### Document excerpt:

· · · · · · ·

In the eighteenth century certain members of the clerisy, such as Voltaire and Tom Paine, courageously advocated our liberties in trade. And in truth our main protection against the ravenous has been just such competition in trade—not Citi Hall or Whitehall, which have their own ravenous habits, backed by violence. …

The commercial bourgeoisie—despised by the right and the left, and by many in the middle, too, all thrilled by the Romantic radicalism of books like Mein Kampf or What Is to Be Done—created the Great Enrichment and the modern world. The Enrichment dramatically improved our lives. …

Much of the clerisy … mislaid its former commitment to a free and dignified common people. It forgot the main, and the one scientifically proven, social discovery of the nineteenth century … that ordinary men and women do not need to be directed from above, and when honored and left alone become immensely creative. …

The modern world was made by a slow-motion revolution in ethical convictions about virtues and vices, in particular by a much higher level than in earlier times of toleration for trade-tested progress—letting people make mutually advantageous deals, and even admiring them for doing so, and especially admiring them when, Steve-Jobs loke, they imagine betterments. … Trade-and-betterment toleration was advocated first by the bourgeoisie itself, then more consequentially by the clerisy, which for a century before 1848, I have noted, admired economic liberty and bourgeois dignity … By then, however, as I also noted, much of the avant-garde of the clerisy worldwide had turned decisively against the bourgeoisie, on the road to twentieth-century fascism and communism.

To all EconLog readers, Merry Commercial Christmas!

· · · · · · ·

### Information provided:

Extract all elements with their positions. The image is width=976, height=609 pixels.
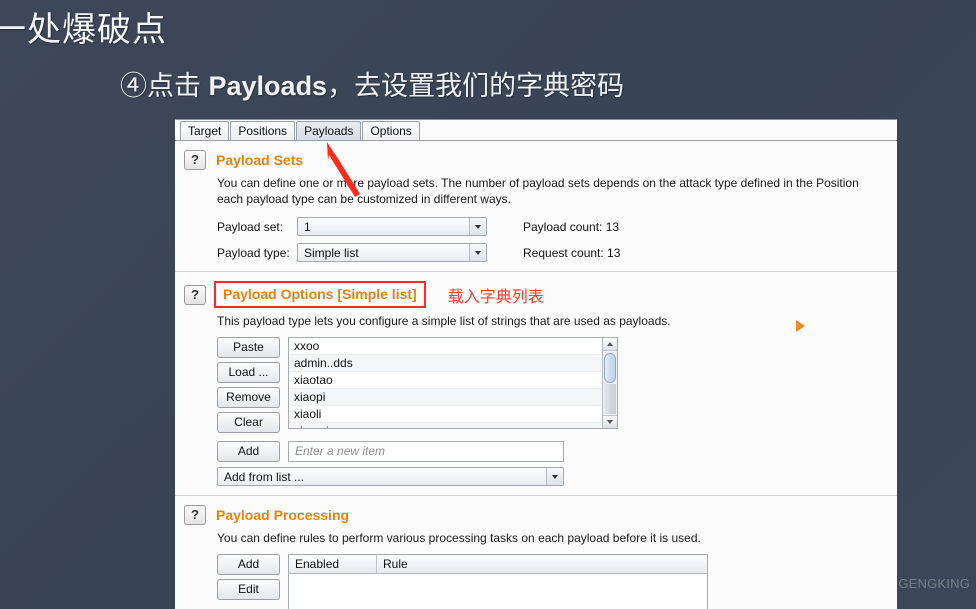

· · · · · · ·

### What to work on:
Rewrite the excerpt on trade and the clerisy from "The modern world was" up to and including "Merry Commercial Christmas!", changing "bourgeoisie" to "merchant class".

### The reply:
The modern world was made by a slow-motion revolution in ethical convictions about virtues and vices, in particular by a much higher level than in earlier times of toleration for trade-tested progress—letting people make mutually advantageous deals, and even admiring them for doing so, and especially admiring them when, Steve-Jobs loke, they imagine betterments. … Trade-and-betterment toleration was advocated first by the merchant class itself, then more consequentially by the clerisy, which for a century before 1848, I have noted, admired economic liberty and bourgeois dignity … By then, however, as I also noted, much of the avant-garde of the clerisy worldwide had turned decisively against the merchant class, on the road to twentieth-century fascism and communism.

To all EconLog readers, Merry Commercial Christmas!